--- begin Excerpt to read ---

Reading Excel Files
    - Read Excel files (.xlsx) and sheets into pandas DataFrames
    - How to export the DataFrame to different sheets and excel files
        - > Using pandas, ExcelWriter and to_excel methods

In [37]:
import pandas as pd

The read_excel Method 
    - read Excel files into a DataFrame
    - supports both XLS and XLSX file extensions from a local filesystem or URL 
    - has a broad set of parameters to configure how the data will be read and parsed
    - parameters very similar to parameters seen with the read_csv method
  
  - The most common parameters are as follows:
        - filepath: Path of the file to be read.
        - sheet_name: Strings are used for sheet names. Integers are used in zero-indexed sheet positions. Lists of strings/integers are used to request multiple sheets. Specify None to get all sheets.
        - header: Index of the row containing the names of the columns (None if none).
        - index_col: Index of the column or sequence of indexes that should be used as index of rows of the data.
        - names: Sequence containing the names of the columns (used together with header = None).
        - skiprows: Number of rows or sequence of row indexes to ignore in the load.
        - na_values: Sequence of values that, if found in the file, should be treated as NaN.
        - dtype: Dictionary in which the keys will be column names and the values will be types of NumPy to which their content must be converted.
        - parse_dates: Flag that indicates if Python should try to parse data with a format similar to dates as dates. You can enter a list of column names that must be joined for the parsing as a date.
        - date_parser: Function to use to try to parse dates.
        - nrows: Number of rows to read from the beginning of the file.
        - skip_footer: Number of rows to ignore at the end of the file.

--- end Excerpt to read ---
--- begin Stored data ---

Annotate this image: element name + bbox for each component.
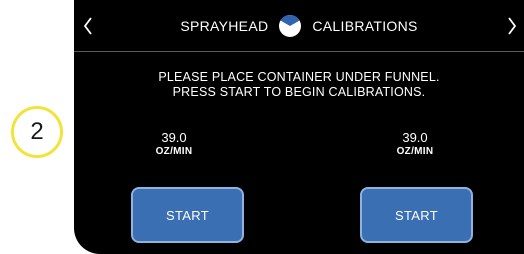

--- end Stored data ---

What you are asked to do: Reproduce the full notes on reading Excel files with pandas, word for word and with every line unchanged.

Worked answer:
Reading Excel Files
    - Read Excel files (.xlsx) and sheets into pandas DataFrames
    - How to export the DataFrame to different sheets and excel files
        - > Using pandas, ExcelWriter and to_excel methods

In [37]:
import pandas as pd

The read_excel Method 
    - read Excel files into a DataFrame
    - supports both XLS and XLSX file extensions from a local filesystem or URL 
    - has a broad set of parameters to configure how the data will be read and parsed
    - parameters very similar to parameters seen with the read_csv method
  
  - The most common parameters are as follows:
        - filepath: Path of the file to be read.
        - sheet_name: Strings are used for sheet names. Integers are used in zero-indexed sheet positions. Lists of strings/integers are used to request multiple sheets. Specify None to get all sheets.
        - header: Index of the row containing the names of the columns (None if none).
        - index_col: Index of the column or sequence of indexes that should be used as index of rows of the data.
        - names: Sequence containing the names of the columns (used together with header = None).
        - skiprows: Number of rows or sequence of row indexes to ignore in the load.
        - na_values: Sequence of values that, if found in the file, should be treated as NaN.
        - dtype: Dictionary in which the keys will be column names and the values will be types of NumPy to which their content must be converted.
        - parse_dates: Flag that indicates if Python should try to parse data with a format similar to dates as dates. You can enter a list of column names that must be joined for the parsing as a date.
        - date_parser: Function to use to try to parse dates.
        - nrows: Number of rows to read from the beginning of the file.
        - skip_footer: Number of rows to ignore at the end of the file.